QUOTED TEXT:
++++

[Core] Store only the keys for multi-modal data in P0 (#22198)

Signed-off-by: DarkLight1337 <tlleungac@connect.ust.hk>
2025-08-07 16:45:04 +08:00
parent 289b18e670
commit 766bc8162c
17 changed files with 325 additions and 234 deletions
--- a/vllm/v1/engine/processor.py
+++ b/vllm/v1/engine/processor.py
@@ -19,7 +19,7 @@ from vllm.pooling_params import PoolingParams
 from vllm.sampling_params import SamplingParams
 from vllm.transformers_utils.tokenizer_group import TokenizerGroup
 from vllm.v1.engine import EngineCoreRequest
-from vllm.v1.engine.mm_input_cache import MirroredProcessingCache
+from vllm.v1.engine.mm_input_cache import MultiModalInputCacheClient
 from vllm.v1.structured_output.backend_guidance import (
    validate_guidance_grammar)
 from vllm.v1.structured_output.backend_outlines import (
@@ -50,11 +50,8 @@ class Processor:
                                                    self.tokenizer,
                                                    mm_registry)

-        self.mm_input_cache_client = MirroredProcessingCache(self.model_config)
-
-        # Multi-modal hasher (for images)
-        self.use_hash = self.mm_input_cache_client.use_cache or \
-            self.cache_config.enable_prefix_caching
+        self.mm_input_cache_client = MultiModalInputCacheClient(
+            self.model_config)

    @property
    def mm_registry(self):
@@ -256,11 +253,13 @@ class Processor:
        # 1. Tokenize text prompt, with LoRA request if one exists.
        # 2. For multimodal models with a merged preprocessor, preprocess
        #   multimodal data and expand prompt token ids accordingly.
+        return_mm_hashes = (self.model_config.processor_return_mm_hashes
+                            or bool(self.cache_config.enable_prefix_caching))

++++

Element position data
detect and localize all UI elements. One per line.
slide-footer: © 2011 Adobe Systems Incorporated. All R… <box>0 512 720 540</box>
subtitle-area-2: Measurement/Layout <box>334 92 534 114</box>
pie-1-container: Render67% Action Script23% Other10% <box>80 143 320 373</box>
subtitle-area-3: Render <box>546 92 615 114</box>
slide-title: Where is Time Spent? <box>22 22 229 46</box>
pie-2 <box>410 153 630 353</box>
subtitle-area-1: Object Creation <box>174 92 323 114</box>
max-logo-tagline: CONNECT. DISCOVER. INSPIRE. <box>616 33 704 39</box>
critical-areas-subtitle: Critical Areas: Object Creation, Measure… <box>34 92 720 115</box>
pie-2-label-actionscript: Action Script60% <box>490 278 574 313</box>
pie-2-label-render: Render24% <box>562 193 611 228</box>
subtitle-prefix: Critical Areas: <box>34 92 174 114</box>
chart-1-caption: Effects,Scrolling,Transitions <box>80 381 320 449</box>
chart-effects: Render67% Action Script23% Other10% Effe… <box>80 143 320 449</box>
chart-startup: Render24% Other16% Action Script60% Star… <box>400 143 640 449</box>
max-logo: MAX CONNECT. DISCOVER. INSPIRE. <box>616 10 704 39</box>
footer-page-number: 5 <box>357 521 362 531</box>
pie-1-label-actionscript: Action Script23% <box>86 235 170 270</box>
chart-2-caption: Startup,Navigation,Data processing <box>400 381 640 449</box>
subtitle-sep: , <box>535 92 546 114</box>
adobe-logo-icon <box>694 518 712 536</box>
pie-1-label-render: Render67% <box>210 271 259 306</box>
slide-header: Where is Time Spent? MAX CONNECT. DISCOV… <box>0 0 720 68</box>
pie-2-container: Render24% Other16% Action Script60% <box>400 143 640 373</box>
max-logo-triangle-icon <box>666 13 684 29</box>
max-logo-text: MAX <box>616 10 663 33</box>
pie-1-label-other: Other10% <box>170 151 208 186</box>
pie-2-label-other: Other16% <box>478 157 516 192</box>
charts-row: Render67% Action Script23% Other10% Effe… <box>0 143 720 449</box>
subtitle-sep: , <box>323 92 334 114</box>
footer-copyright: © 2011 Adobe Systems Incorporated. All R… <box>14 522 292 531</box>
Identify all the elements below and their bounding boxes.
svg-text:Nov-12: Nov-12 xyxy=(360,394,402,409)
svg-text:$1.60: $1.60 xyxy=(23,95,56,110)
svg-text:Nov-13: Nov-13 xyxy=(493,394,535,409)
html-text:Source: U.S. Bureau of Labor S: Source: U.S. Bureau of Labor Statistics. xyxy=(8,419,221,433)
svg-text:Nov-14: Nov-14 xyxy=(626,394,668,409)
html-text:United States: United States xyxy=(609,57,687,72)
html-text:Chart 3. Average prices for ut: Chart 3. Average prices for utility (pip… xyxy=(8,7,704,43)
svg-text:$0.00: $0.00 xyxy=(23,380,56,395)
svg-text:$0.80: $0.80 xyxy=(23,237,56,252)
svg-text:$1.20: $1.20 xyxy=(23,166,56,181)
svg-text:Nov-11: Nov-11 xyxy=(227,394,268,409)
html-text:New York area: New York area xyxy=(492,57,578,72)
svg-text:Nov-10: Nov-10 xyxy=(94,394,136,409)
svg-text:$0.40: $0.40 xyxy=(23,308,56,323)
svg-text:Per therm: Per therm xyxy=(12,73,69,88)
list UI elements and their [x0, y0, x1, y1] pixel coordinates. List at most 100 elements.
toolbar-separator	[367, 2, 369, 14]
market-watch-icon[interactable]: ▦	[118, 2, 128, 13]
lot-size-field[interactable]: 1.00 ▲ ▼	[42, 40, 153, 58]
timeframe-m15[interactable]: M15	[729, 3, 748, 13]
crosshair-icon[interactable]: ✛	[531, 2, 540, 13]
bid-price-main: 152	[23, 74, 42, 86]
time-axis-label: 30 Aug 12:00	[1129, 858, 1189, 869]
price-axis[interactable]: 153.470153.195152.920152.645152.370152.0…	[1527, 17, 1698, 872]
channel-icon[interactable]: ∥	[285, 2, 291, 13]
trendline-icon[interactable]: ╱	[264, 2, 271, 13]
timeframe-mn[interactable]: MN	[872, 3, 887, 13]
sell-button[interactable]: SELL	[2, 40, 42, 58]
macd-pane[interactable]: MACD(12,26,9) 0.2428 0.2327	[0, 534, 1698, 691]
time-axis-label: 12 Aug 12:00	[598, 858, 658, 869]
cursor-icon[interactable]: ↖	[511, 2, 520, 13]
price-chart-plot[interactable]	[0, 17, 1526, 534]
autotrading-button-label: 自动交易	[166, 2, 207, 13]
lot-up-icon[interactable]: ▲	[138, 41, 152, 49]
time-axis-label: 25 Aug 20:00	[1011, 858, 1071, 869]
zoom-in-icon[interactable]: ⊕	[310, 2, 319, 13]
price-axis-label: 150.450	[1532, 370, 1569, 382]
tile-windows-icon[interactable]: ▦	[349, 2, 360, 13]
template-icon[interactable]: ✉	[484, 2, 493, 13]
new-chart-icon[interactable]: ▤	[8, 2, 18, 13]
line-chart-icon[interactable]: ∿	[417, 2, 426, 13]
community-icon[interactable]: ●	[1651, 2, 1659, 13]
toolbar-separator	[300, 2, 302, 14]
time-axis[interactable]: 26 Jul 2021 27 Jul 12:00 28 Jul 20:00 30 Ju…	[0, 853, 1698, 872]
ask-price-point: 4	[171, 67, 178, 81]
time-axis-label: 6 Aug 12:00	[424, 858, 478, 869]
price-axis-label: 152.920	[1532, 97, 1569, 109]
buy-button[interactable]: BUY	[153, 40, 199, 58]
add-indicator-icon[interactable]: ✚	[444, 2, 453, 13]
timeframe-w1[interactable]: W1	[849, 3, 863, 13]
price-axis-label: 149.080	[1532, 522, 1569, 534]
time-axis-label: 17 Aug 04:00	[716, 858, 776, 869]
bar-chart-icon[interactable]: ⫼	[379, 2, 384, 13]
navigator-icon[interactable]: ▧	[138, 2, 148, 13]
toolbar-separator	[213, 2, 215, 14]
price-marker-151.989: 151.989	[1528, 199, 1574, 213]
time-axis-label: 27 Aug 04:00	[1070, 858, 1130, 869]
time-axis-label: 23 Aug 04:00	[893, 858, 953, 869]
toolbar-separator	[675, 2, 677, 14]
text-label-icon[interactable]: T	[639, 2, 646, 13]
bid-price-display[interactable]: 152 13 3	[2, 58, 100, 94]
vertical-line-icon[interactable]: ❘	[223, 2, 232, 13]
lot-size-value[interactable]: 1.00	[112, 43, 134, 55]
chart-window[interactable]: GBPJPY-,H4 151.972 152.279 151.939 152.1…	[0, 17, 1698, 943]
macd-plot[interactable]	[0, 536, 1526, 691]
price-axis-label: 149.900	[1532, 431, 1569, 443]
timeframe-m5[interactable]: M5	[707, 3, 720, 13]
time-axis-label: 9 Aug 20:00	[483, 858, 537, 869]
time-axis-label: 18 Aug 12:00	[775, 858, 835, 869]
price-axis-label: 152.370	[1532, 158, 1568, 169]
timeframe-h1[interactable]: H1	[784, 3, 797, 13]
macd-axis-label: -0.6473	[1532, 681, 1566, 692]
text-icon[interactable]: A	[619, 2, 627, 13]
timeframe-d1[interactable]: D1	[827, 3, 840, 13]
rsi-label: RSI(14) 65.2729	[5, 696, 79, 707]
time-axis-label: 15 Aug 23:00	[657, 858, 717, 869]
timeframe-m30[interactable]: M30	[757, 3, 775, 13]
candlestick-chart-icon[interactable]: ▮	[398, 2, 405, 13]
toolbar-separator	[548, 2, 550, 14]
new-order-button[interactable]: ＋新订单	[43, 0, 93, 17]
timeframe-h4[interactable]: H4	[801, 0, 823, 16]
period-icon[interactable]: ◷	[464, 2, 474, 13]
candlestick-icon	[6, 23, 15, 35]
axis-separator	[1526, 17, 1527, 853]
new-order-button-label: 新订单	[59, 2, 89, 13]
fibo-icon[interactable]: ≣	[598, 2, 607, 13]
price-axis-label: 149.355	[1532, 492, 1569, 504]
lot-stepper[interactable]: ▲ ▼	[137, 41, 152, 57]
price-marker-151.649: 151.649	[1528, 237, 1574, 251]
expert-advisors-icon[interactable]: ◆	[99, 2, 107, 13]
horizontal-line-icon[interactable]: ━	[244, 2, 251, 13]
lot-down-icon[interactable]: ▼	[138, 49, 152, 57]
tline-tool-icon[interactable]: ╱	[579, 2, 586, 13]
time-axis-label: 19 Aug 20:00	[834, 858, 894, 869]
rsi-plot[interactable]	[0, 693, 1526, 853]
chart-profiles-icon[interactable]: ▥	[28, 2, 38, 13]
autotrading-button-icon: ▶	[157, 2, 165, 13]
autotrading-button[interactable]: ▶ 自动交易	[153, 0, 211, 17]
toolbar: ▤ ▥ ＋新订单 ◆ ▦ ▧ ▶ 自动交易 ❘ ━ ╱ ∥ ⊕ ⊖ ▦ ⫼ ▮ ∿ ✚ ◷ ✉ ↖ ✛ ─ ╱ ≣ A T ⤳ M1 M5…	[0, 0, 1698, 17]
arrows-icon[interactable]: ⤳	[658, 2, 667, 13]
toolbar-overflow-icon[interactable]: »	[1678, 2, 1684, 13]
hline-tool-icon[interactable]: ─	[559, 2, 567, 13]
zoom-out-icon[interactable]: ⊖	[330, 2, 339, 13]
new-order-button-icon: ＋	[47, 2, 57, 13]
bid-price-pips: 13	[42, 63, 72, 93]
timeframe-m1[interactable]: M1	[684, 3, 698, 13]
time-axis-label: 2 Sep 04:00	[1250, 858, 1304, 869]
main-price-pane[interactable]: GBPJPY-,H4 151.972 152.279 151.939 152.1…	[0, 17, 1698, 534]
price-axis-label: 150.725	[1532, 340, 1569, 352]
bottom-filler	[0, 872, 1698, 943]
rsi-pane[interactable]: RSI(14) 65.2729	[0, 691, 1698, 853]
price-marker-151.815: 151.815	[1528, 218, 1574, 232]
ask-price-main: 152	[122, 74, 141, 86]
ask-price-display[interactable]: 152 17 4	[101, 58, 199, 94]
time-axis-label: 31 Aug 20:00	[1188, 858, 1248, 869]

++++

WRITTEN TASK 1:
Answer these questions about the vLLM commit shown above:
(a) How many files does the commit change?
(b) Which class takes the place of MirroredProcessingCache in the import from vllm.v1.engine.mm_input_cache?
(c) Which two settings does the new return_mm_hashes line combine with "or"?
WRITTEN TASK 2:
Carry on the vLLM commit diff from its last line.

RESPONSE 1:
(a) 17 files.
(b) MultiModalInputCacheClient.
(c) self.model_config.processor_return_mm_hashes and bool(self.cache_config.enable_prefix_caching).

RESPONSE 2:
        processed_inputs: ProcessorInputs = self.input_preprocessor.preprocess(
            prompt,
            tokenization_kwargs=tokenization_kwargs,
            lora_request=lora_request,
-            return_mm_hashes=self.use_hash,
+            return_mm_hashes=return_mm_hashes,
        )
        from vllm.platforms import current_platform
        current_platform.validate_request(
@@ -312,7 +311,7 @@ class Processor:
                sorted_mm_hashes,
            ) = merge_and_sort_multimodal_metadata(
                decoder_inputs["mm_placeholders"],
-                decoder_inputs["mm_hashes"] if self.use_hash else None,
+                decoder_inputs["mm_hashes"] if return_mm_hashes else None,
            )

            # The output of merged multi-modal processor (`decoder_mm_inputs`)
@@ -339,7 +338,7 @@ class Processor:
                ]

            if sorted_mm_hashes is not None:
-                sorted_mm_inputs = self.mm_input_cache_client.get_and_update_p0(
+                sorted_mm_inputs = self.mm_input_cache_client.get_and_update(
                    orig_sorted_mm_inputs, sorted_mm_hashes)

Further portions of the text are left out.